Records for the task —
# # #
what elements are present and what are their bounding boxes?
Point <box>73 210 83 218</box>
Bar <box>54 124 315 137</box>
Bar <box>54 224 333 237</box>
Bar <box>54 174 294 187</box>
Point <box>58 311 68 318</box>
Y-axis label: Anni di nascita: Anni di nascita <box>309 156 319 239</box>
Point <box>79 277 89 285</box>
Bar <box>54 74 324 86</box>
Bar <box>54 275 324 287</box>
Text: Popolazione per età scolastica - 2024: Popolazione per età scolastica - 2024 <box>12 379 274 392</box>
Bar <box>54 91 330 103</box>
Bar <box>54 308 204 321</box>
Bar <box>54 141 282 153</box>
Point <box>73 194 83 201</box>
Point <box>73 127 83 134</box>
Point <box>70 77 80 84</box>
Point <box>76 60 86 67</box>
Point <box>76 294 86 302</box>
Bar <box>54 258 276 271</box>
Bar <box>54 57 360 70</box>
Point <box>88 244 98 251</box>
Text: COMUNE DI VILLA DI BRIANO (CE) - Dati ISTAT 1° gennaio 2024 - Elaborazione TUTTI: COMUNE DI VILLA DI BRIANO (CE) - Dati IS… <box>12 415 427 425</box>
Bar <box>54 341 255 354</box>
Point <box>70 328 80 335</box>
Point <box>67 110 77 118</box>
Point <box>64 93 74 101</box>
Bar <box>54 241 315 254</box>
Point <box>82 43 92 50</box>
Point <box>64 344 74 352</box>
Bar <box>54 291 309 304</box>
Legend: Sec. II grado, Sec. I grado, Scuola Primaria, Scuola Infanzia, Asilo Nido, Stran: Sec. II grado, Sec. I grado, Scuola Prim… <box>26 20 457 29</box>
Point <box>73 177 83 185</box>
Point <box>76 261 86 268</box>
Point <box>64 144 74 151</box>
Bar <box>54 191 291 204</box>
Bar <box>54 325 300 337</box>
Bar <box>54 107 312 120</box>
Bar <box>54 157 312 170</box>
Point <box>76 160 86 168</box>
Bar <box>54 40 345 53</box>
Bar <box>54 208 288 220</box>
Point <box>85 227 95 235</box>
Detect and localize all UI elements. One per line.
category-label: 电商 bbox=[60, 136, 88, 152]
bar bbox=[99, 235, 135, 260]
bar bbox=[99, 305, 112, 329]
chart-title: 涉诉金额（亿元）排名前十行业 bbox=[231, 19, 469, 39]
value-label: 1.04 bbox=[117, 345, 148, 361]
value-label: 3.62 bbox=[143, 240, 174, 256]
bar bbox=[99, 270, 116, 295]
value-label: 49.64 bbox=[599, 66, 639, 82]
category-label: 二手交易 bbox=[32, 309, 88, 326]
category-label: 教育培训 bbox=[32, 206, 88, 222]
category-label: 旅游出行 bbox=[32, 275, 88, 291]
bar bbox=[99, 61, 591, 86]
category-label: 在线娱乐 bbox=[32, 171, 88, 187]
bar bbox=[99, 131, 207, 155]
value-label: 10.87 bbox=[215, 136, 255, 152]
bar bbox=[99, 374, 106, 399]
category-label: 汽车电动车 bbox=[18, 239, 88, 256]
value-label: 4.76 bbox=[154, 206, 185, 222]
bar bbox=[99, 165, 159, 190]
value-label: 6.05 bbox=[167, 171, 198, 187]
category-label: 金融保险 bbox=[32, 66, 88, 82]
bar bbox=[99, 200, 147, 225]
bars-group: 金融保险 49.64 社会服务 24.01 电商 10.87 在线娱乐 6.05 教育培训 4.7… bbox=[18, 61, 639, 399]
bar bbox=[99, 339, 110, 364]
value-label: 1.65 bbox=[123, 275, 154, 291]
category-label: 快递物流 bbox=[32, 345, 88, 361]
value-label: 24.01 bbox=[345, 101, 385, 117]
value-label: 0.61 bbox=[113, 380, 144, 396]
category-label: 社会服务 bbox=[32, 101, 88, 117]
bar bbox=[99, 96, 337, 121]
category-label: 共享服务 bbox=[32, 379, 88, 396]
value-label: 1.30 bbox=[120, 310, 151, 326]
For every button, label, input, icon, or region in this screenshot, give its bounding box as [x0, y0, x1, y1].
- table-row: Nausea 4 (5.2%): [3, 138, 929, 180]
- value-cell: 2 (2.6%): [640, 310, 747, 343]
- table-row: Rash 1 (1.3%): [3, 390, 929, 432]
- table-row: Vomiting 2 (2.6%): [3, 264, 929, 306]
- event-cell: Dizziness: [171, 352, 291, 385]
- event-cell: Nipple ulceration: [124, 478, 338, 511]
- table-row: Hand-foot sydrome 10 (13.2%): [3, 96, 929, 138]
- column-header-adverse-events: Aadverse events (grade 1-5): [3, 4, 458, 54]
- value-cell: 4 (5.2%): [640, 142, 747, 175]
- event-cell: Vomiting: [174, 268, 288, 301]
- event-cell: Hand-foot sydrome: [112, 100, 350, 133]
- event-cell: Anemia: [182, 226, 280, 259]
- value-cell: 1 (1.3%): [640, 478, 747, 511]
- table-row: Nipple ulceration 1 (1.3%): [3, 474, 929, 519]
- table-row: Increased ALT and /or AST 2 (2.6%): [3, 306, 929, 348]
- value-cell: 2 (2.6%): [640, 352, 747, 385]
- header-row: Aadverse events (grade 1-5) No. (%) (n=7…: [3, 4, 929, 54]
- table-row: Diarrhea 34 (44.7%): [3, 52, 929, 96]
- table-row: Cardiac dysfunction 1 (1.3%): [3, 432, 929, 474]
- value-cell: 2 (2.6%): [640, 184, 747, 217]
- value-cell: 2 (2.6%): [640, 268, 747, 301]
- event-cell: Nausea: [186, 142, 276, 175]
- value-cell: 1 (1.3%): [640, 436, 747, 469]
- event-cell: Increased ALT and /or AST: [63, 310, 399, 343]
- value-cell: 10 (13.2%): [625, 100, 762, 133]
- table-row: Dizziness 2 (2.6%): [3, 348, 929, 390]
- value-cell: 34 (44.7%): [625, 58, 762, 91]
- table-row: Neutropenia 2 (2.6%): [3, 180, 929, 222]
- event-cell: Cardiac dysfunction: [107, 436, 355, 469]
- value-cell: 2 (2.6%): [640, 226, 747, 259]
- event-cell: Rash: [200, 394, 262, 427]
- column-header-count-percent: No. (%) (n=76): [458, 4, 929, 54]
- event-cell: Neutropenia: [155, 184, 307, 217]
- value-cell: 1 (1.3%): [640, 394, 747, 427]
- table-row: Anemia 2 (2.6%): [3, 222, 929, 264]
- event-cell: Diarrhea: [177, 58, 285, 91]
# # #
What you need to do — Express every line of the records above as a Markdown table with the columns Number and Record line, giving each row a number and leaving out blank lines.

Result of the task —
| Number | Record line |
|---|---|
| 1 | what elements are present and what are their bounding boxes? |
| 2 | Point <box>73 210 83 218</box> |
| 3 | Bar <box>54 124 315 137</box> |
| 4 | Bar <box>54 224 333 237</box> |
| 5 | Bar <box>54 174 294 187</box> |
| 6 | Point <box>58 311 68 318</box> |
| 7 | Y-axis label: Anni di nascita: Anni di nascita <box>309 156 319 239</box> |
| 8 | Point <box>79 277 89 285</box> |
| 9 | Bar <box>54 74 324 86</box> |
| 10 | Bar <box>54 275 324 287</box> |
| 11 | Text: Popolazione per età scolastica - 2024: Popolazione per età scolastica - 2024 <box>12 379 274 392</box> |
| 12 | Bar <box>54 91 330 103</box> |
| 13 | Bar <box>54 308 204 321</box> |
| 14 | Bar <box>54 141 282 153</box> |
| 15 | Point <box>73 194 83 201</box> |
| 16 | Point <box>73 127 83 134</box> |
| 17 | Point <box>70 77 80 84</box> |
| 18 | Point <box>76 60 86 67</box> |
| 19 | Point <box>76 294 86 302</box> |
| 20 | Bar <box>54 258 276 271</box> |
| 21 | Bar <box>54 57 360 70</box> |
| 22 | Point <box>88 244 98 251</box> |
| 23 | Text: COMUNE DI VILLA DI BRIANO (CE) - Dati ISTAT 1° gennaio 2024 - Elaborazione TUTTI: COMUNE DI VILLA DI BRIANO (CE) - Dati IS… <box>12 415 427 425</box> |
| 24 | Bar <box>54 341 255 354</box> |
| 25 | Point <box>70 328 80 335</box> |
| 26 | Point <box>67 110 77 118</box> |
| 27 | Point <box>64 93 74 101</box> |
| 28 | Bar <box>54 241 315 254</box> |
| 29 | Point <box>82 43 92 50</box> |
| 30 | Point <box>64 344 74 352</box> |
| 31 | Bar <box>54 291 309 304</box> |
| 32 | Legend: Sec. II grado, Sec. I grado, Scuola Primaria, Scuola Infanzia, Asilo Nido, Stran: Sec. II grado, Sec. I grado, Scuola Prim… <box>26 20 457 29</box> |
| 33 | Point <box>73 177 83 185</box> |
| 34 | Point <box>76 261 86 268</box> |
| 35 | Point <box>64 144 74 151</box> |
| 36 | Bar <box>54 191 291 204</box> |
| 37 | Bar <box>54 325 300 337</box> |
| 38 | Bar <box>54 107 312 120</box> |
| 39 | Bar <box>54 157 312 170</box> |
| 40 | Point <box>76 160 86 168</box> |
| 41 | Bar <box>54 40 345 53</box> |
| 42 | Bar <box>54 208 288 220</box> |
| 43 | Point <box>85 227 95 235</box> |
| 44 | Detect and localize all UI elements. One per line. |
| 45 | category-label: 电商 bbox=[60, 136, 88, 152] |
| 46 | bar bbox=[99, 235, 135, 260] |
| 47 | bar bbox=[99, 305, 112, 329] |
| 48 | chart-title: 涉诉金额（亿元）排名前十行业 bbox=[231, 19, 469, 39] |
| 49 | value-label: 1.04 bbox=[117, 345, 148, 361] |
| 50 | value-label: 3.62 bbox=[143, 240, 174, 256] |
| 51 | bar bbox=[99, 270, 116, 295] |
| 52 | value-label: 49.64 bbox=[599, 66, 639, 82] |
| 53 | category-label: 二手交易 bbox=[32, 309, 88, 326] |
| 54 | category-label: 教育培训 bbox=[32, 206, 88, 222] |
| 55 | category-label: 旅游出行 bbox=[32, 275, 88, 291] |
| 56 | bar bbox=[99, 61, 591, 86] |
| 57 | category-label: 在线娱乐 bbox=[32, 171, 88, 187] |
| 58 | bar bbox=[99, 131, 207, 155] |
| 59 | value-label: 10.87 bbox=[215, 136, 255, 152] |
| 60 | bar bbox=[99, 374, 106, 399] |
| 61 | category-label: 汽车电动车 bbox=[18, 239, 88, 256] |
| 62 | value-label: 4.76 bbox=[154, 206, 185, 222] |
| 63 | bar bbox=[99, 165, 159, 190] |
| 64 | value-label: 6.05 bbox=[167, 171, 198, 187] |
| 65 | category-label: 金融保险 bbox=[32, 66, 88, 82] |
| 66 | bar bbox=[99, 200, 147, 225] |
| 67 | bars-group: 金融保险 49.64 社会服务 24.01 电商 10.87 在线娱乐 6.05 教育培训 4.7… bbox=[18, 61, 639, 399] |
| 68 | bar bbox=[99, 339, 110, 364] |
| 69 | value-label: 1.65 bbox=[123, 275, 154, 291] |
| 70 | category-label: 快递物流 bbox=[32, 345, 88, 361] |
| 71 | value-label: 24.01 bbox=[345, 101, 385, 117] |
| 72 | value-label: 0.61 bbox=[113, 380, 144, 396] |
| 73 | category-label: 社会服务 bbox=[32, 101, 88, 117] |
| 74 | bar bbox=[99, 96, 337, 121] |
| 75 | category-label: 共享服务 bbox=[32, 379, 88, 396] |
| 76 | value-label: 1.30 bbox=[120, 310, 151, 326] |
| 77 | For every button, label, input, icon, or region in this screenshot, give its bounding box as [x0, y0, x1, y1]. |
| 78 | - table-row: Nausea 4 (5.2%): [3, 138, 929, 180] |
| 79 | - value-cell: 2 (2.6%): [640, 310, 747, 343] |
| 80 | - table-row: Rash 1 (1.3%): [3, 390, 929, 432] |
| 81 | - table-row: Vomiting 2 (2.6%): [3, 264, 929, 306] |
| 82 | - event-cell: Dizziness: [171, 352, 291, 385] |
| 83 | - event-cell: Nipple ulceration: [124, 478, 338, 511] |
| 84 | - table-row: Hand-foot sydrome 10 (13.2%): [3, 96, 929, 138] |
| 85 | - column-header-adverse-events: Aadverse events (grade 1-5): [3, 4, 458, 54] |
| 86 | - value-cell: 4 (5.2%): [640, 142, 747, 175] |
| 87 | - event-cell: Vomiting: [174, 268, 288, 301] |
| 88 | - event-cell: Hand-foot sydrome: [112, 100, 350, 133] |
| 89 | - event-cell: Anemia: [182, 226, 280, 259] |
| 90 | - value-cell: 1 (1.3%): [640, 478, 747, 511] |
| 91 | - table-row: Nipple ulceration 1 (1.3%): [3, 474, 929, 519] |
| 92 | - table-row: Increased ALT and /or AST 2 (2.6%): [3, 306, 929, 348] |
| 93 | - value-cell: 2 (2.6%): [640, 352, 747, 385] |
| 94 | - header-row: Aadverse events (grade 1-5) No. (%) (n=7…: [3, 4, 929, 54] |
| 95 | - table-row: Diarrhea 34 (44.7%): [3, 52, 929, 96] |
| 96 | - table-row: Cardiac dysfunction 1 (1.3%): [3, 432, 929, 474] |
| 97 | - value-cell: 2 (2.6%): [640, 184, 747, 217] |
| 98 | - value-cell: 2 (2.6%): [640, 268, 747, 301] |
| 99 | - event-cell: Nausea: [186, 142, 276, 175] |
| 100 | - value-cell: 1 (1.3%): [640, 436, 747, 469] |
| 101 | - event-cell: Increased ALT and /or AST: [63, 310, 399, 343] |
| 102 | - value-cell: 10 (13.2%): [625, 100, 762, 133] |
| 103 | - table-row: Dizziness 2 (2.6%): [3, 348, 929, 390] |
| 104 | - value-cell: 34 (44.7%): [625, 58, 762, 91] |
| 105 | - table-row: Neutropenia 2 (2.6%): [3, 180, 929, 222] |
| 106 | - event-cell: Cardiac dysfunction: [107, 436, 355, 469] |
| 107 | - value-cell: 2 (2.6%): [640, 226, 747, 259] |
| 108 | - event-cell: Rash: [200, 394, 262, 427] |
| 109 | - column-header-count-percent: No. (%) (n=76): [458, 4, 929, 54] |
| 110 | - event-cell: Neutropenia: [155, 184, 307, 217] |
| 111 | - value-cell: 1 (1.3%): [640, 394, 747, 427] |
| 112 | - table-row: Anemia 2 (2.6%): [3, 222, 929, 264] |
| 113 | - event-cell: Diarrhea: [177, 58, 285, 91] |